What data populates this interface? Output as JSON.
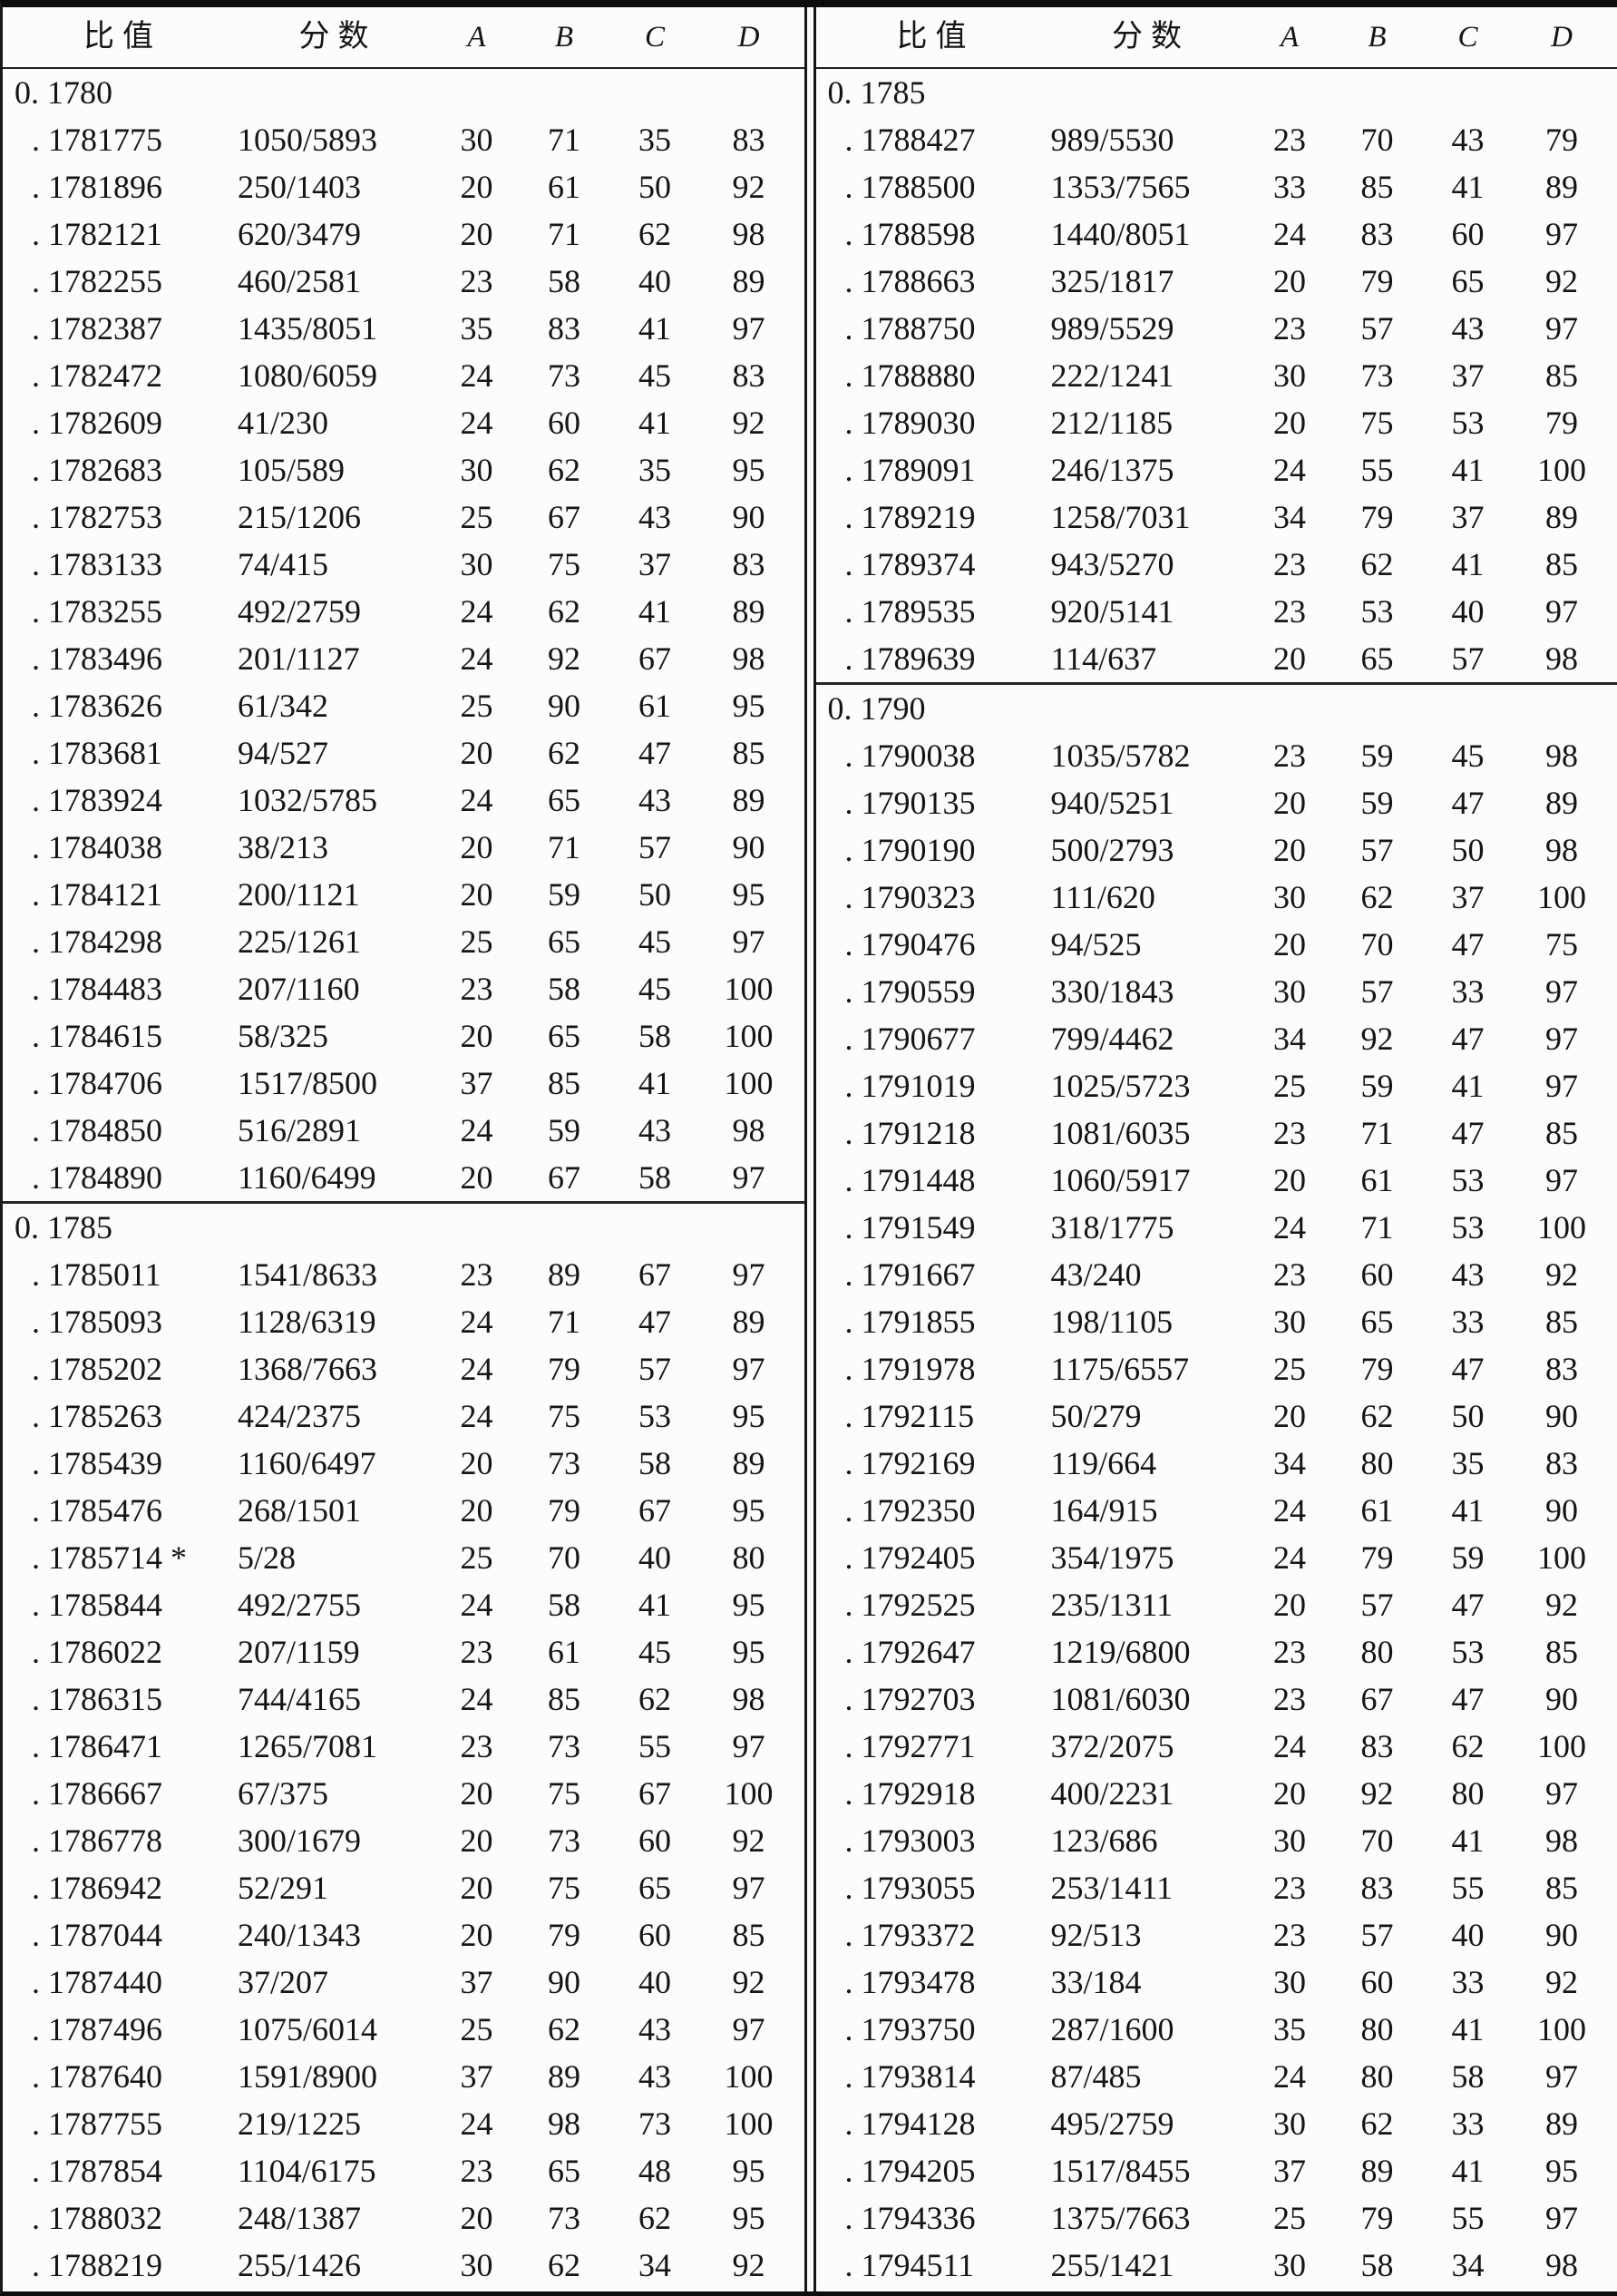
{
  "table": {
    "columns": [
      "比值",
      "分数",
      "A",
      "B",
      "C",
      "D"
    ],
    "panels": [
      {
        "sections": [
          {
            "header": "0. 1780",
            "rows": [
              [
                ". 1781775",
                "1050/5893",
                "30",
                "71",
                "35",
                "83"
              ],
              [
                ". 1781896",
                "250/1403",
                "20",
                "61",
                "50",
                "92"
              ],
              [
                ". 1782121",
                "620/3479",
                "20",
                "71",
                "62",
                "98"
              ],
              [
                ". 1782255",
                "460/2581",
                "23",
                "58",
                "40",
                "89"
              ],
              [
                ". 1782387",
                "1435/8051",
                "35",
                "83",
                "41",
                "97"
              ],
              [
                ". 1782472",
                "1080/6059",
                "24",
                "73",
                "45",
                "83"
              ],
              [
                ". 1782609",
                "41/230",
                "24",
                "60",
                "41",
                "92"
              ],
              [
                ". 1782683",
                "105/589",
                "30",
                "62",
                "35",
                "95"
              ],
              [
                ". 1782753",
                "215/1206",
                "25",
                "67",
                "43",
                "90"
              ],
              [
                ". 1783133",
                "74/415",
                "30",
                "75",
                "37",
                "83"
              ],
              [
                ". 1783255",
                "492/2759",
                "24",
                "62",
                "41",
                "89"
              ],
              [
                ". 1783496",
                "201/1127",
                "24",
                "92",
                "67",
                "98"
              ],
              [
                ". 1783626",
                "61/342",
                "25",
                "90",
                "61",
                "95"
              ],
              [
                ". 1783681",
                "94/527",
                "20",
                "62",
                "47",
                "85"
              ],
              [
                ". 1783924",
                "1032/5785",
                "24",
                "65",
                "43",
                "89"
              ],
              [
                ". 1784038",
                "38/213",
                "20",
                "71",
                "57",
                "90"
              ],
              [
                ". 1784121",
                "200/1121",
                "20",
                "59",
                "50",
                "95"
              ],
              [
                ". 1784298",
                "225/1261",
                "25",
                "65",
                "45",
                "97"
              ],
              [
                ". 1784483",
                "207/1160",
                "23",
                "58",
                "45",
                "100"
              ],
              [
                ". 1784615",
                "58/325",
                "20",
                "65",
                "58",
                "100"
              ],
              [
                ". 1784706",
                "1517/8500",
                "37",
                "85",
                "41",
                "100"
              ],
              [
                ". 1784850",
                "516/2891",
                "24",
                "59",
                "43",
                "98"
              ],
              [
                ". 1784890",
                "1160/6499",
                "20",
                "67",
                "58",
                "97"
              ]
            ]
          },
          {
            "header": "0. 1785",
            "rows": [
              [
                ". 1785011",
                "1541/8633",
                "23",
                "89",
                "67",
                "97"
              ],
              [
                ". 1785093",
                "1128/6319",
                "24",
                "71",
                "47",
                "89"
              ],
              [
                ". 1785202",
                "1368/7663",
                "24",
                "79",
                "57",
                "97"
              ],
              [
                ". 1785263",
                "424/2375",
                "24",
                "75",
                "53",
                "95"
              ],
              [
                ". 1785439",
                "1160/6497",
                "20",
                "73",
                "58",
                "89"
              ],
              [
                ". 1785476",
                "268/1501",
                "20",
                "79",
                "67",
                "95"
              ],
              [
                ". 1785714 *",
                "5/28",
                "25",
                "70",
                "40",
                "80"
              ],
              [
                ". 1785844",
                "492/2755",
                "24",
                "58",
                "41",
                "95"
              ],
              [
                ". 1786022",
                "207/1159",
                "23",
                "61",
                "45",
                "95"
              ],
              [
                ". 1786315",
                "744/4165",
                "24",
                "85",
                "62",
                "98"
              ],
              [
                ". 1786471",
                "1265/7081",
                "23",
                "73",
                "55",
                "97"
              ],
              [
                ". 1786667",
                "67/375",
                "20",
                "75",
                "67",
                "100"
              ],
              [
                ". 1786778",
                "300/1679",
                "20",
                "73",
                "60",
                "92"
              ],
              [
                ". 1786942",
                "52/291",
                "20",
                "75",
                "65",
                "97"
              ],
              [
                ". 1787044",
                "240/1343",
                "20",
                "79",
                "60",
                "85"
              ],
              [
                ". 1787440",
                "37/207",
                "37",
                "90",
                "40",
                "92"
              ],
              [
                ". 1787496",
                "1075/6014",
                "25",
                "62",
                "43",
                "97"
              ],
              [
                ". 1787640",
                "1591/8900",
                "37",
                "89",
                "43",
                "100"
              ],
              [
                ". 1787755",
                "219/1225",
                "24",
                "98",
                "73",
                "100"
              ],
              [
                ". 1787854",
                "1104/6175",
                "23",
                "65",
                "48",
                "95"
              ],
              [
                ". 1788032",
                "248/1387",
                "20",
                "73",
                "62",
                "95"
              ],
              [
                ". 1788219",
                "255/1426",
                "30",
                "62",
                "34",
                "92"
              ]
            ]
          }
        ]
      },
      {
        "sections": [
          {
            "header": "0. 1785",
            "rows": [
              [
                ". 1788427",
                "989/5530",
                "23",
                "70",
                "43",
                "79"
              ],
              [
                ". 1788500",
                "1353/7565",
                "33",
                "85",
                "41",
                "89"
              ],
              [
                ". 1788598",
                "1440/8051",
                "24",
                "83",
                "60",
                "97"
              ],
              [
                ". 1788663",
                "325/1817",
                "20",
                "79",
                "65",
                "92"
              ],
              [
                ". 1788750",
                "989/5529",
                "23",
                "57",
                "43",
                "97"
              ],
              [
                ". 1788880",
                "222/1241",
                "30",
                "73",
                "37",
                "85"
              ],
              [
                ". 1789030",
                "212/1185",
                "20",
                "75",
                "53",
                "79"
              ],
              [
                ". 1789091",
                "246/1375",
                "24",
                "55",
                "41",
                "100"
              ],
              [
                ". 1789219",
                "1258/7031",
                "34",
                "79",
                "37",
                "89"
              ],
              [
                ". 1789374",
                "943/5270",
                "23",
                "62",
                "41",
                "85"
              ],
              [
                ". 1789535",
                "920/5141",
                "23",
                "53",
                "40",
                "97"
              ],
              [
                ". 1789639",
                "114/637",
                "20",
                "65",
                "57",
                "98"
              ]
            ]
          },
          {
            "header": "0. 1790",
            "rows": [
              [
                ". 1790038",
                "1035/5782",
                "23",
                "59",
                "45",
                "98"
              ],
              [
                ". 1790135",
                "940/5251",
                "20",
                "59",
                "47",
                "89"
              ],
              [
                ". 1790190",
                "500/2793",
                "20",
                "57",
                "50",
                "98"
              ],
              [
                ". 1790323",
                "111/620",
                "30",
                "62",
                "37",
                "100"
              ],
              [
                ". 1790476",
                "94/525",
                "20",
                "70",
                "47",
                "75"
              ],
              [
                ". 1790559",
                "330/1843",
                "30",
                "57",
                "33",
                "97"
              ],
              [
                ". 1790677",
                "799/4462",
                "34",
                "92",
                "47",
                "97"
              ],
              [
                ". 1791019",
                "1025/5723",
                "25",
                "59",
                "41",
                "97"
              ],
              [
                ". 1791218",
                "1081/6035",
                "23",
                "71",
                "47",
                "85"
              ],
              [
                ". 1791448",
                "1060/5917",
                "20",
                "61",
                "53",
                "97"
              ],
              [
                ". 1791549",
                "318/1775",
                "24",
                "71",
                "53",
                "100"
              ],
              [
                ". 1791667",
                "43/240",
                "23",
                "60",
                "43",
                "92"
              ],
              [
                ". 1791855",
                "198/1105",
                "30",
                "65",
                "33",
                "85"
              ],
              [
                ". 1791978",
                "1175/6557",
                "25",
                "79",
                "47",
                "83"
              ],
              [
                ". 1792115",
                "50/279",
                "20",
                "62",
                "50",
                "90"
              ],
              [
                ". 1792169",
                "119/664",
                "34",
                "80",
                "35",
                "83"
              ],
              [
                ". 1792350",
                "164/915",
                "24",
                "61",
                "41",
                "90"
              ],
              [
                ". 1792405",
                "354/1975",
                "24",
                "79",
                "59",
                "100"
              ],
              [
                ". 1792525",
                "235/1311",
                "20",
                "57",
                "47",
                "92"
              ],
              [
                ". 1792647",
                "1219/6800",
                "23",
                "80",
                "53",
                "85"
              ],
              [
                ". 1792703",
                "1081/6030",
                "23",
                "67",
                "47",
                "90"
              ],
              [
                ". 1792771",
                "372/2075",
                "24",
                "83",
                "62",
                "100"
              ],
              [
                ". 1792918",
                "400/2231",
                "20",
                "92",
                "80",
                "97"
              ],
              [
                ". 1793003",
                "123/686",
                "30",
                "70",
                "41",
                "98"
              ],
              [
                ". 1793055",
                "253/1411",
                "23",
                "83",
                "55",
                "85"
              ],
              [
                ". 1793372",
                "92/513",
                "23",
                "57",
                "40",
                "90"
              ],
              [
                ". 1793478",
                "33/184",
                "30",
                "60",
                "33",
                "92"
              ],
              [
                ". 1793750",
                "287/1600",
                "35",
                "80",
                "41",
                "100"
              ],
              [
                ". 1793814",
                "87/485",
                "24",
                "80",
                "58",
                "97"
              ],
              [
                ". 1794128",
                "495/2759",
                "30",
                "62",
                "33",
                "89"
              ],
              [
                ". 1794205",
                "1517/8455",
                "37",
                "89",
                "41",
                "95"
              ],
              [
                ". 1794336",
                "1375/7663",
                "25",
                "79",
                "55",
                "97"
              ],
              [
                ". 1794511",
                "255/1421",
                "30",
                "58",
                "34",
                "98"
              ]
            ]
          }
        ]
      }
    ]
  }
}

+++

*Objective*. Isolate the lines that hold the word "header" and copy all of them.

*Written answer*.
            "header": "0. 1780",
            "header": "0. 1785",
            "header": "0. 1785",
            "header": "0. 1790",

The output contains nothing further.